Dataset items ▸
____________________
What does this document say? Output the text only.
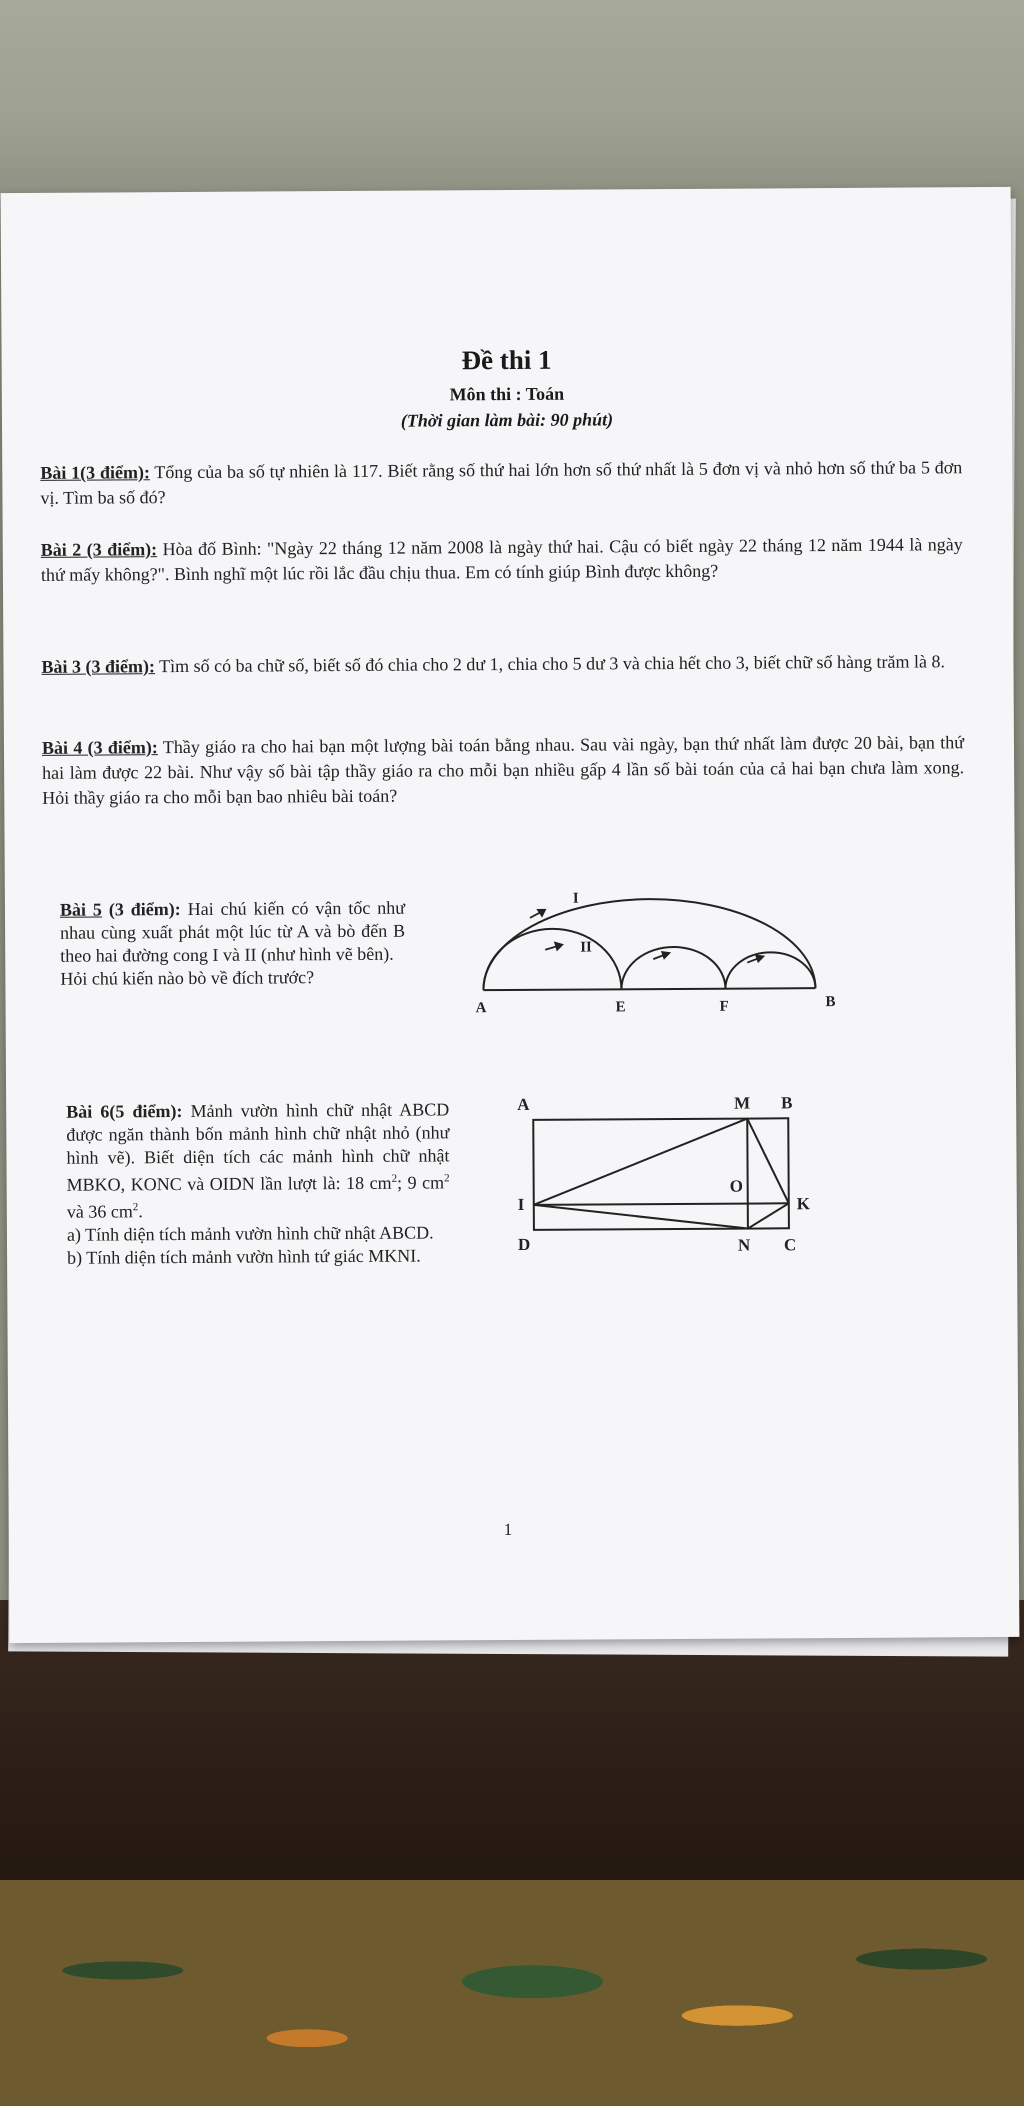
Đề thi 1
Môn thi : Toán
(Thời gian làm bài: 90 phút)
Bài 1(3 điểm): Tổng của ba số tự nhiên là 117. Biết rằng số thứ hai lớn hơn số thứ nhất là 5 đơn vị và nhỏ hơn số thứ ba 5 đơn vị. Tìm ba số đó?
Bài 2 (3 điểm): Hòa đố Bình: "Ngày 22 tháng 12 năm 2008 là ngày thứ hai. Cậu có biết ngày 22 tháng 12 năm 1944 là ngày thứ mấy không?". Bình nghĩ một lúc rồi lắc đầu chịu thua. Em có tính giúp Bình được không?
Bài 3 (3 điểm): Tìm số có ba chữ số, biết số đó chia cho 2 dư 1, chia cho 5 dư 3 và chia hết cho 3, biết chữ số hàng trăm là 8.
Bài 4 (3 điểm): Thầy giáo ra cho hai bạn một lượng bài toán bằng nhau. Sau vài ngày, bạn thứ nhất làm được 20 bài, bạn thứ hai làm được 22 bài. Như vậy số bài tập thầy giáo ra cho mỗi bạn nhiều gấp 4 lần số bài toán của cả hai bạn chưa làm xong. Hỏi thầy giáo ra cho mỗi bạn bao nhiêu bài toán?
Bài 5 (3 điểm): Hai chú kiến có vận tốc như nhau cùng xuất phát một lúc từ A và bò đến B theo hai đường cong I và II (như hình vẽ bên).
Hỏi chú kiến nào bò về đích trước?
A	E	F	B
I
II
Bài 6(5 điểm): Mảnh vườn hình chữ nhật ABCD được ngăn thành bốn mảnh hình chữ nhật nhỏ (như hình vẽ). Biết diện tích các mảnh hình chữ nhật MBKO, KONC và OIDN lần lượt là: 18 $cm^2$; 9 $cm^2$ và 36 $cm^2$.
a) Tính diện tích mảnh vườn hình chữ nhật ABCD.
b) Tính diện tích mảnh vườn hình tứ giác MKNI.
A	M B
I
O
K
D	N C
1
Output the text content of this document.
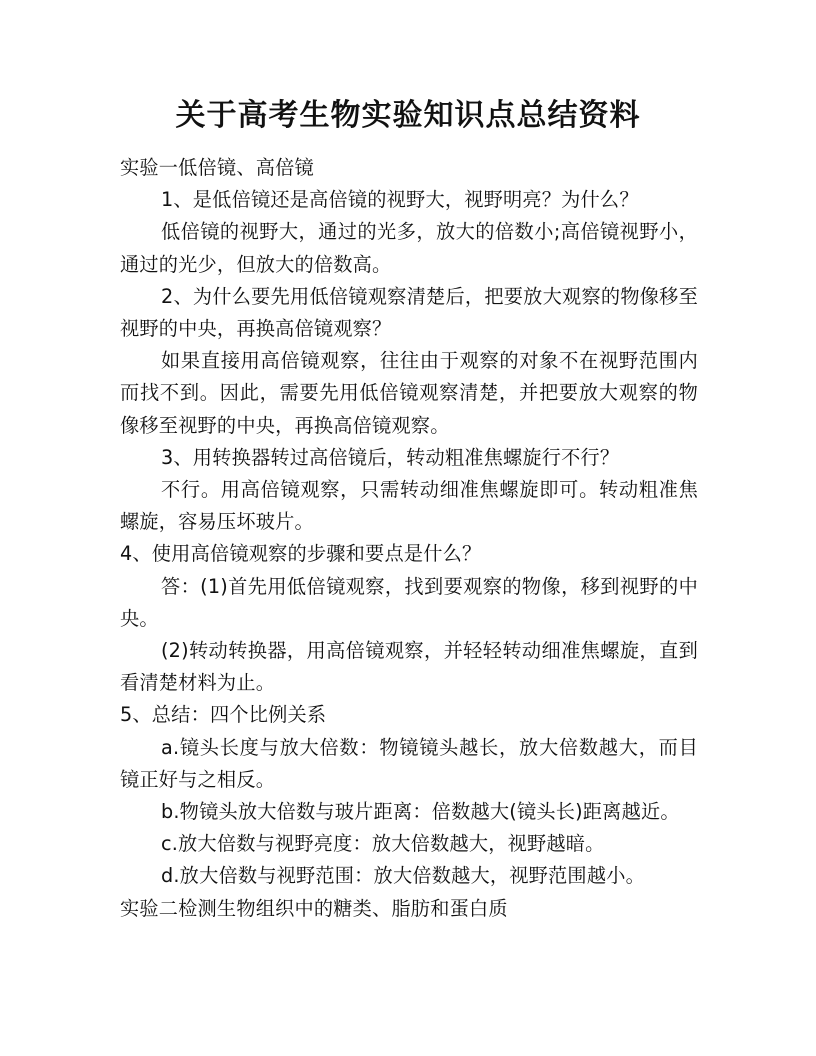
关于高考生物实验知识点总结资料

实验一低倍镜、高倍镜

1、是低倍镜还是高倍镜的视野大，视野明亮？为什么？

低倍镜的视野大，通过的光多，放大的倍数小;高倍镜视野小，通过的光少，但放大的倍数高。

2、为什么要先用低倍镜观察清楚后，把要放大观察的物像移至视野的中央，再换高倍镜观察？

如果直接用高倍镜观察，往往由于观察的对象不在视野范围内而找不到。因此，需要先用低倍镜观察清楚，并把要放大观察的物像移至视野的中央，再换高倍镜观察。

3、用转换器转过高倍镜后，转动粗准焦螺旋行不行？

不行。用高倍镜观察，只需转动细准焦螺旋即可。转动粗准焦螺旋，容易压坏玻片。

4、使用高倍镜观察的步骤和要点是什么？

答：(1)首先用低倍镜观察，找到要观察的物像，移到视野的中央。

(2)转动转换器，用高倍镜观察，并轻轻转动细准焦螺旋，直到看清楚材料为止。

5、总结：四个比例关系

a.镜头长度与放大倍数：物镜镜头越长，放大倍数越大，而目镜正好与之相反。

b.物镜头放大倍数与玻片距离：倍数越大(镜头长)距离越近。

c.放大倍数与视野亮度：放大倍数越大，视野越暗。

d.放大倍数与视野范围：放大倍数越大，视野范围越小。

实验二检测生物组织中的糖类、脂肪和蛋白质
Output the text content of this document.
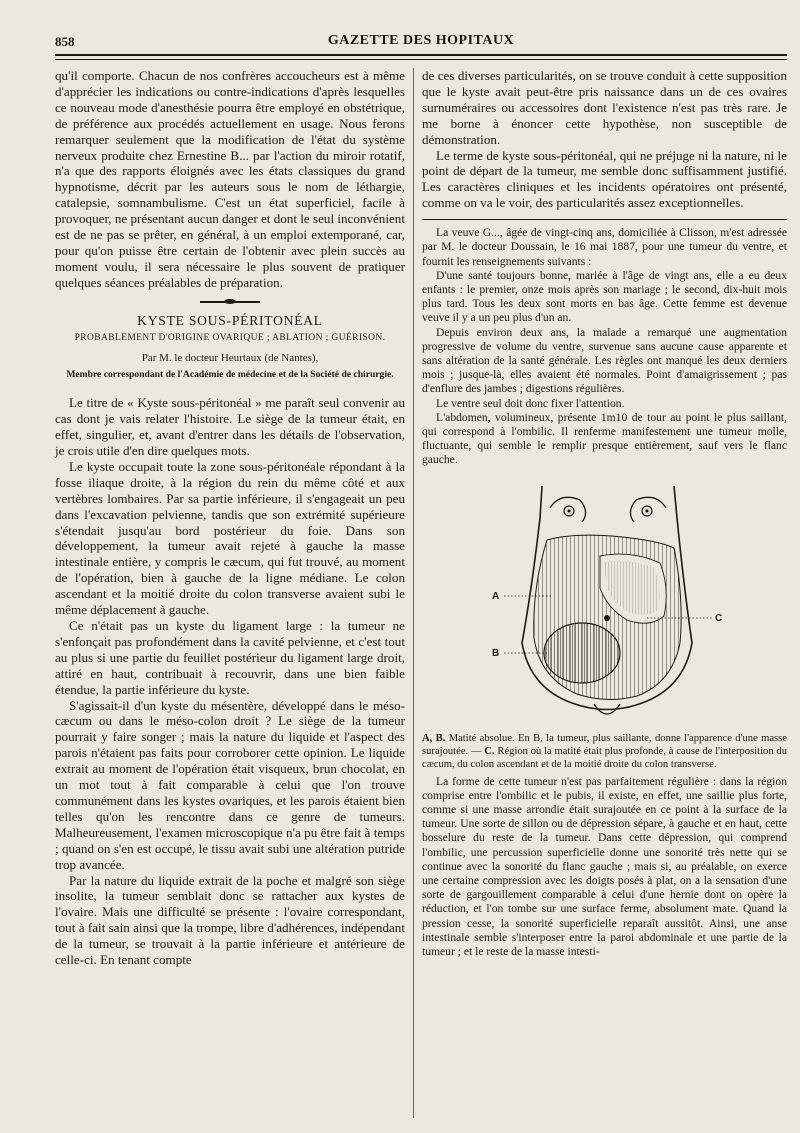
858	GAZETTE DES HOPITAUX

qu'il comporte. Chacun de nos confrères accoucheurs est à même d'apprécier les indications ou contre-indications d'après lesquelles ce nouveau mode d'anesthésie pourra être employé en obstétrique, de préférence aux procédés actuellement en usage. Nous ferons remarquer seulement que la modification de l'état du système nerveux produite chez Ernestine B... par l'action du miroir rotatif, n'a que des rapports éloignés avec les états classiques du grand hypnotisme, décrit par les auteurs sous le nom de léthargie, catalepsie, somnambulisme. C'est un état superficiel, facile à provoquer, ne présentant aucun danger et dont le seul inconvénient est de ne pas se prêter, en général, à un emploi extemporané, car, pour qu'on puisse être certain de l'obtenir avec plein succès au moment voulu, il sera nécessaire le plus souvent de pratiquer quelques séances préalables de préparation.

KYSTE SOUS-PÉRITONÉAL
PROBABLEMENT D'ORIGINE OVARIQUE ; ABLATION ; GUÉRISON.
Par M. le docteur Heurtaux (de Nantes),
Membre correspondant de l'Académie de médecine et de la Société de chirurgie.

Le titre de « Kyste sous-péritonéal » me paraît seul convenir au cas dont je vais relater l'histoire. Le siège de la tumeur était, en effet, singulier, et, avant d'entrer dans les détails de l'observation, je crois utile d'en dire quelques mots.

Le kyste occupait toute la zone sous-péritonéale répondant à la fosse iliaque droite, à la région du rein du même côté et aux vertèbres lombaires. Par sa partie inférieure, il s'engageait un peu dans l'excavation pelvienne, tandis que son extrémité supérieure s'étendait jusqu'au bord postérieur du foie. Dans son développement, la tumeur avait rejeté à gauche la masse intestinale entière, y compris le cæcum, qui fut trouvé, au moment de l'opération, bien à gauche de la ligne médiane. Le colon ascendant et la moitié droite du colon transverse avaient subi le même déplacement à gauche.

Ce n'était pas un kyste du ligament large : la tumeur ne s'enfonçait pas profondément dans la cavité pelvienne, et c'est tout au plus si une partie du feuillet postérieur du ligament large droit, attiré en haut, contribuait à recouvrir, dans une bien faible étendue, la partie inférieure du kyste.

S'agissait-il d'un kyste du mésentère, développé dans le méso-cæcum ou dans le méso-colon droit ? Le siège de la tumeur pourrait y faire songer ; mais la nature du liquide et l'aspect des parois n'étaient pas faits pour corroborer cette opinion. Le liquide extrait au moment de l'opération était visqueux, brun chocolat, en un mot tout à fait comparable à celui que l'on trouve communément dans les kystes ovariques, et les parois étaient bien telles qu'on les rencontre dans ce genre de tumeurs. Malheureusement, l'examen microscopique n'a pu être fait à temps ; quand on s'en est occupé, le tissu avait subi une altération putride trop avancée.

Par la nature du liquide extrait de la poche et malgré son siège insolite, la tumeur semblait donc se rattacher aux kystes de l'ovaire. Mais une difficulté se présente : l'ovaire correspondant, tout à fait sain ainsi que la trompe, libre d'adhérences, indépendant de la tumeur, se trouvait à la partie inférieure et antérieure de celle-ci. En tenant compte

de ces diverses particularités, on se trouve conduit à cette supposition que le kyste avait peut-être pris naissance dans un de ces ovaires surnuméraires ou accessoires dont l'existence n'est pas très rare. Je me borne à énoncer cette hypothèse, non susceptible de démonstration.

Le terme de kyste sous-péritonéal, qui ne préjuge ni la nature, ni le point de départ de la tumeur, me semble donc suffisamment justifié. Les caractères cliniques et les incidents opératoires ont présenté, comme on va le voir, des particularités assez exceptionnelles.

La veuve G..., âgée de vingt-cinq ans, domiciliée à Clisson, m'est adressée par M. le docteur Doussain, le 16 mai 1887, pour une tumeur du ventre, et fournit les renseignements suivants :

D'une santé toujours bonne, mariée à l'âge de vingt ans, elle a eu deux enfants : le premier, onze mois après son mariage ; le second, dix-huit mois plus tard. Tous les deux sont morts en bas âge. Cette femme est devenue veuve il y a un peu plus d'un an.

Depuis environ deux ans, la malade a remarqué une augmentation progressive de volume du ventre, survenue sans aucune cause apparente et sans altération de la santé générale. Les règles ont manqué les deux derniers mois ; jusque-là, elles avaient été normales. Point d'amaigrissement ; pas d'enflure des jambes ; digestions régulières.

Le ventre seul doit donc fixer l'attention.

L'abdomen, volumineux, présente 1m10 de tour au point le plus saillant, qui correspond à l'ombilic. Il renferme manifestement une tumeur molle, fluctuante, qui semble le remplir presque entièrement, sauf vers le flanc gauche.

A
B
C
A, B. Matité absolue. En B, la tumeur, plus saillante, donne l'apparence d'une masse surajoutée. — C. Région où la matité était plus profonde, à cause de l'interposition du cæcum, du colon ascendant et de la moitié droite du colon transverse.

La forme de cette tumeur n'est pas parfaitement régulière : dans la région comprise entre l'ombilic et le pubis, il existe, en effet, une saillie plus forte, comme si une masse arrondie était surajoutée en ce point à la surface de la tumeur. Une sorte de sillon ou de dépression sépare, à gauche et en haut, cette bosselure du reste de la tumeur. Dans cette dépression, qui comprend l'ombilic, une percussion superficielle donne une sonorité très nette qui se continue avec la sonorité du flanc gauche ; mais si, au préalable, on exerce une certaine compression avec les doigts posés à plat, on a la sensation d'une sorte de gargouillement comparable à celui d'une hernie dont on opère la réduction, et l'on tombe sur une surface ferme, absolument mate. Quand la pression cesse, la sonorité superficielle reparaît aussitôt. Ainsi, une anse intestinale semble s'interposer entre la paroi abdominale et une partie de la tumeur ; et le reste de la masse intesti-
____________________
Set problem ▸ Reply with one number: the count of lines in the entries that include the word "kiến".

Correct response ▸ 2